PROMPT: Single out each line with the word "What" and copy it.
#####
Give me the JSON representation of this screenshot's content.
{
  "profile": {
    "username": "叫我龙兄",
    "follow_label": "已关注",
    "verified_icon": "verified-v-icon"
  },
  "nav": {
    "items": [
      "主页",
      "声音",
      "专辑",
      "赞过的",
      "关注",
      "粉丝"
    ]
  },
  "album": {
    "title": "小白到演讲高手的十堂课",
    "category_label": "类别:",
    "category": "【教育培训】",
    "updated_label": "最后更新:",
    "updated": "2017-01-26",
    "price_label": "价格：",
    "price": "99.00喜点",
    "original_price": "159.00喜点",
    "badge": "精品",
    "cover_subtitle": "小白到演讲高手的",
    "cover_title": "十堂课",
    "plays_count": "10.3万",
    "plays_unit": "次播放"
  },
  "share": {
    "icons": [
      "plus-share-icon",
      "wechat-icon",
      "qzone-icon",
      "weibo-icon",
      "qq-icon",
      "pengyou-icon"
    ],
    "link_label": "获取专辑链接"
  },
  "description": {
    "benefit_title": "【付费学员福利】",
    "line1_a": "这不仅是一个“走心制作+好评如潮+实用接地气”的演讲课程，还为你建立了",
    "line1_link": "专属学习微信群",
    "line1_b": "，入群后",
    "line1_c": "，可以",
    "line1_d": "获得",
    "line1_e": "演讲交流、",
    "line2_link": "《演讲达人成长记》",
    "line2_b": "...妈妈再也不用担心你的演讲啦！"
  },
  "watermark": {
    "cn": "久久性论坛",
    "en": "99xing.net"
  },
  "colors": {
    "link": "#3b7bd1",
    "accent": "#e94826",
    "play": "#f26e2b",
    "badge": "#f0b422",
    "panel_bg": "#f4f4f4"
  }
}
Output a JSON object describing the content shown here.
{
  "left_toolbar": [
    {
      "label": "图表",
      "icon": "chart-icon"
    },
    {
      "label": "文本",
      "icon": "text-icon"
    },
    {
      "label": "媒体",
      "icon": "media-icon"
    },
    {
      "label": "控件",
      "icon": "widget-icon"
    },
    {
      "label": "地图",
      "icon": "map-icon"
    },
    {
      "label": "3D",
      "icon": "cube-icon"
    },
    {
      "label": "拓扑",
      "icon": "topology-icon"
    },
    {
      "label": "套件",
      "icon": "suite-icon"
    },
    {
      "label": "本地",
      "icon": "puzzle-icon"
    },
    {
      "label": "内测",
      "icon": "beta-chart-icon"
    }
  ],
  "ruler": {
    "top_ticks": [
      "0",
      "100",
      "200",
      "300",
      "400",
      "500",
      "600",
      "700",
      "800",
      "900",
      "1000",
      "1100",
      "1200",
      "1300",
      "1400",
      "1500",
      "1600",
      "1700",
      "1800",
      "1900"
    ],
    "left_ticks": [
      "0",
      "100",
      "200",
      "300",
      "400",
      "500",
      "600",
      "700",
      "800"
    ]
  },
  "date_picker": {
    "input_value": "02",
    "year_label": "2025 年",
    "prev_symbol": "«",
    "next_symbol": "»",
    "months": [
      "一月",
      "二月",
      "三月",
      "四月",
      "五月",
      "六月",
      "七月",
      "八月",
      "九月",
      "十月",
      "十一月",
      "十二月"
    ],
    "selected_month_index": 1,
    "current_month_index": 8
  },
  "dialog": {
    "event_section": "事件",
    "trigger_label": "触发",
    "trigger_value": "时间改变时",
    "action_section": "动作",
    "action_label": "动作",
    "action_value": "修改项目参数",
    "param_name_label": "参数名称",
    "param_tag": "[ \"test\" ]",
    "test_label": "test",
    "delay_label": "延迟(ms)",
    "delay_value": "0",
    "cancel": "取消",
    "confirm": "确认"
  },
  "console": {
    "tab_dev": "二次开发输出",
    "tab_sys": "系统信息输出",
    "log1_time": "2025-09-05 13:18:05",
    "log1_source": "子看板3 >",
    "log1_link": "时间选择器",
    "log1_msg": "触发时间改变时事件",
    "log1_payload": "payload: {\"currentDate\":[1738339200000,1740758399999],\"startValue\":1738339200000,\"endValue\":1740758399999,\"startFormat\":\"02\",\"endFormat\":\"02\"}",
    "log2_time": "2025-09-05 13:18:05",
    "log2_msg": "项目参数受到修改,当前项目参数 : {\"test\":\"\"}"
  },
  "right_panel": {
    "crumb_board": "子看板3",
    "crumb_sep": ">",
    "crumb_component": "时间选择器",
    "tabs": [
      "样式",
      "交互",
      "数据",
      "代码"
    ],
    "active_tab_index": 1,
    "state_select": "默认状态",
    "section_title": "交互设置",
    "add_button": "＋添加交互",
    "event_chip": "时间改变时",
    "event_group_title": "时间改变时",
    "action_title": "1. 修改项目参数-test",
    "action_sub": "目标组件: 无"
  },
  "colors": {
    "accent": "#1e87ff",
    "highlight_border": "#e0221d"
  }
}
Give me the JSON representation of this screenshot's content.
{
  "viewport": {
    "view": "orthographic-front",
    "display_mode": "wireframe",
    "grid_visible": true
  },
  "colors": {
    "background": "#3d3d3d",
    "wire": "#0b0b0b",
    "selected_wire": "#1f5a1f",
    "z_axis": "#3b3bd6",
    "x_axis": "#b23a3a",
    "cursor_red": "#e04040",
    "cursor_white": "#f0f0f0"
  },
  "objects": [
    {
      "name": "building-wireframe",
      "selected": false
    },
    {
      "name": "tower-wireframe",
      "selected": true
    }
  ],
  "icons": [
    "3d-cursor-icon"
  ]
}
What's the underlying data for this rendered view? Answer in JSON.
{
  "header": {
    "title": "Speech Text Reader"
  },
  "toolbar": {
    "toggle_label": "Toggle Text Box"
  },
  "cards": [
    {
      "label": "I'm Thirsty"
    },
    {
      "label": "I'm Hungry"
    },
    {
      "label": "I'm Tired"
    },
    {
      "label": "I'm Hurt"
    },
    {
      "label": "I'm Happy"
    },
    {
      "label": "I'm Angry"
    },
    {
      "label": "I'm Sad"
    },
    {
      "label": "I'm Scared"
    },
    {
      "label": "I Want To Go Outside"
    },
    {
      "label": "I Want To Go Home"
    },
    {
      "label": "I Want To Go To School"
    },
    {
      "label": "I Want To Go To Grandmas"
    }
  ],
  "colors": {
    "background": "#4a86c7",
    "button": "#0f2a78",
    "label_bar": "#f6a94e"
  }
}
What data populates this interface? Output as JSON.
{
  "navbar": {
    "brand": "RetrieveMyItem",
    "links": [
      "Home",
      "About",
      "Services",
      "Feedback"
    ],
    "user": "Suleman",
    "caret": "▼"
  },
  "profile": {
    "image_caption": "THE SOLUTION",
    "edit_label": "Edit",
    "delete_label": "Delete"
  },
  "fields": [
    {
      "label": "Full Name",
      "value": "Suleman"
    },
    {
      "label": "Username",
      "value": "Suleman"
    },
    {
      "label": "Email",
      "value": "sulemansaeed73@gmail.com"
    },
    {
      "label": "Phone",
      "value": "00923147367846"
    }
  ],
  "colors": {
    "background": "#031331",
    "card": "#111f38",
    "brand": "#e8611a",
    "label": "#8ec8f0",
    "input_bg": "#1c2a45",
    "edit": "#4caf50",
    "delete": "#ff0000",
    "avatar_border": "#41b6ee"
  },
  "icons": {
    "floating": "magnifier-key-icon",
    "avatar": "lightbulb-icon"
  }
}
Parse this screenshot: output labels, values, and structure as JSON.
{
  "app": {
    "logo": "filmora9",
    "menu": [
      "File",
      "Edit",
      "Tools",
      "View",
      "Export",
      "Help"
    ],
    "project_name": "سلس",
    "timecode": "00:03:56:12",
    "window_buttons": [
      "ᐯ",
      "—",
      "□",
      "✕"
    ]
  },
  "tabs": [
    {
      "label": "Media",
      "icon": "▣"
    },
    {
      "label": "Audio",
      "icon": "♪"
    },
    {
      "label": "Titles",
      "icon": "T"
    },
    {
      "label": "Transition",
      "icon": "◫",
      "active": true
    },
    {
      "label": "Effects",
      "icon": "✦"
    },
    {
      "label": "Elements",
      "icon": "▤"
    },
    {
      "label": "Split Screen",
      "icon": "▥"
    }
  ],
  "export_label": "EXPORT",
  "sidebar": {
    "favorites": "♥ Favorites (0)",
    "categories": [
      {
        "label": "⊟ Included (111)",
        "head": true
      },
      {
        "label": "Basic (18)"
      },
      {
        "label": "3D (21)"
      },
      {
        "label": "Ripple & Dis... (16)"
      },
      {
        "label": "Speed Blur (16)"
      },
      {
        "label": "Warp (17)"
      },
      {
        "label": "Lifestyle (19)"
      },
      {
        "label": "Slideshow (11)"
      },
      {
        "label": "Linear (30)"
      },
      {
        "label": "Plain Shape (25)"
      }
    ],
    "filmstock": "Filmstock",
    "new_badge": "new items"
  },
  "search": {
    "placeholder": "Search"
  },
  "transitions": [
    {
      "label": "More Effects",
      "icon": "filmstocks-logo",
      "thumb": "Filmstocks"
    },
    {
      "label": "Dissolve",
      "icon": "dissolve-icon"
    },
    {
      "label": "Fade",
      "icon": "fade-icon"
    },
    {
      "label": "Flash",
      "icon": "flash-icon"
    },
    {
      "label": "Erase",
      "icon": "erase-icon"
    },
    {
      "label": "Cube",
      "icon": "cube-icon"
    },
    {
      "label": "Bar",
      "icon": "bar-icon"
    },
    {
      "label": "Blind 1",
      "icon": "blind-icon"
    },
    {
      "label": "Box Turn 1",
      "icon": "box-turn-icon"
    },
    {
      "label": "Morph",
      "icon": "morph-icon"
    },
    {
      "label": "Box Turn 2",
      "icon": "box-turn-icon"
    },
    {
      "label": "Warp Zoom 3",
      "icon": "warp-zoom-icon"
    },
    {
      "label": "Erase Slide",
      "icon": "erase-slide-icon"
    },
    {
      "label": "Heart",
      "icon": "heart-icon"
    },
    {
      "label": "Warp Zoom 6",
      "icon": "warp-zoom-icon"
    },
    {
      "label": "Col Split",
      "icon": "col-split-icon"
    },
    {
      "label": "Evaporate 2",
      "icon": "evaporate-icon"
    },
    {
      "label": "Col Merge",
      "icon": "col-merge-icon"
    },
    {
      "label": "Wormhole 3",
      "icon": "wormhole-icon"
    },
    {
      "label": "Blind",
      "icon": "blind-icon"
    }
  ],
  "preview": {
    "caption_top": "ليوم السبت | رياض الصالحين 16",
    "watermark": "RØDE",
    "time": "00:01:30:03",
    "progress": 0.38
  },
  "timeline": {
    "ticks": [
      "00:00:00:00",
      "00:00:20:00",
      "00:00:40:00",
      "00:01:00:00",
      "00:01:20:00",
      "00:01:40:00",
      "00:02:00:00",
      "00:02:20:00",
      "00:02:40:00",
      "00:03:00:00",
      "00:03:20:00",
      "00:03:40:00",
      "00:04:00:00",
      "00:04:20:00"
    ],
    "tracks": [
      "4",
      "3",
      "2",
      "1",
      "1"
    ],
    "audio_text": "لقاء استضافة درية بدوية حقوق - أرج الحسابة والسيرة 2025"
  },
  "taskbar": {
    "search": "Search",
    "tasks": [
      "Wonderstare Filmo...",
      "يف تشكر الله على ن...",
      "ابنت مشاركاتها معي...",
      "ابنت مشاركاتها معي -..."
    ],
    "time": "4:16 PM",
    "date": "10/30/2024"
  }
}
#####
OUTPUT FOR THIS TASK:
What's the underlying data for this rendered view? Answer in JSON.
What data populates this interface? Output as JSON.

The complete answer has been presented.